#### STORED DATA ####

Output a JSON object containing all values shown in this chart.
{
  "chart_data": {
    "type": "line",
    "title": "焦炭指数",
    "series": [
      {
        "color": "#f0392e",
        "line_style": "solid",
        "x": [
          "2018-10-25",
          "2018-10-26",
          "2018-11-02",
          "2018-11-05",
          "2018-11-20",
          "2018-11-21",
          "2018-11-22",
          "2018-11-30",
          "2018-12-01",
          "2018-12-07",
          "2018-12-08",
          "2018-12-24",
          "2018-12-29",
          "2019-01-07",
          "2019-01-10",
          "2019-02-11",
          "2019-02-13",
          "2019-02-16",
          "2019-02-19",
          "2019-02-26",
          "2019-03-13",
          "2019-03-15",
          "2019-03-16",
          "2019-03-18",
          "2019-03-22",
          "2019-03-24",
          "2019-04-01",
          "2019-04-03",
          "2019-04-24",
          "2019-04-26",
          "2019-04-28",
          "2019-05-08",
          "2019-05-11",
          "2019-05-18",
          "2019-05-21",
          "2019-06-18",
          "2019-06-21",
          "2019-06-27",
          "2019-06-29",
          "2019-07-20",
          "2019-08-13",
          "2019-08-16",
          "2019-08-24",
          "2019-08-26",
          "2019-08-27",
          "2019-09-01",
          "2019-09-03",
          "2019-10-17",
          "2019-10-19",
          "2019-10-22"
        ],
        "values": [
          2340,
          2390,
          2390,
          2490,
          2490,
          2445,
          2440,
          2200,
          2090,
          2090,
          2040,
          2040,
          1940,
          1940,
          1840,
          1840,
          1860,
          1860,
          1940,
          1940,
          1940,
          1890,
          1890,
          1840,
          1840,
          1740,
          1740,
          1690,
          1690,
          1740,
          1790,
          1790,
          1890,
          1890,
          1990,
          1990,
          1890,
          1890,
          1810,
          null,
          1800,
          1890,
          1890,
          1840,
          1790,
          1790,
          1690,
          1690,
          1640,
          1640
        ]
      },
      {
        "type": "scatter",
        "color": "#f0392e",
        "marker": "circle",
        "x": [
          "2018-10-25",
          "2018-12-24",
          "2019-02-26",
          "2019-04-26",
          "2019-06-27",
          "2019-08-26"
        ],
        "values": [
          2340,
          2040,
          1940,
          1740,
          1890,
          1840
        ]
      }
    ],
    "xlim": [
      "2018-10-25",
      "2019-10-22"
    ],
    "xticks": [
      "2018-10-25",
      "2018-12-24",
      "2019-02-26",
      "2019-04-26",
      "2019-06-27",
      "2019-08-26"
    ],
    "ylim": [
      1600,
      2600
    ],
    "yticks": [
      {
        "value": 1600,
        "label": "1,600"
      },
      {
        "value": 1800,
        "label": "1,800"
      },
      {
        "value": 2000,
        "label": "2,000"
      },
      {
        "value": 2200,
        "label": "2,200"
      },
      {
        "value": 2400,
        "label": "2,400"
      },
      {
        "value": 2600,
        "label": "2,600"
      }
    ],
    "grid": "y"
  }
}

####

OBJECTIVE: Look through the lines above and collect those with the word "label".

THE REPLY:
        "label": "1,600"
        "label": "1,800"
        "label": "2,000"
        "label": "2,200"
        "label": "2,400"
        "label": "2,600"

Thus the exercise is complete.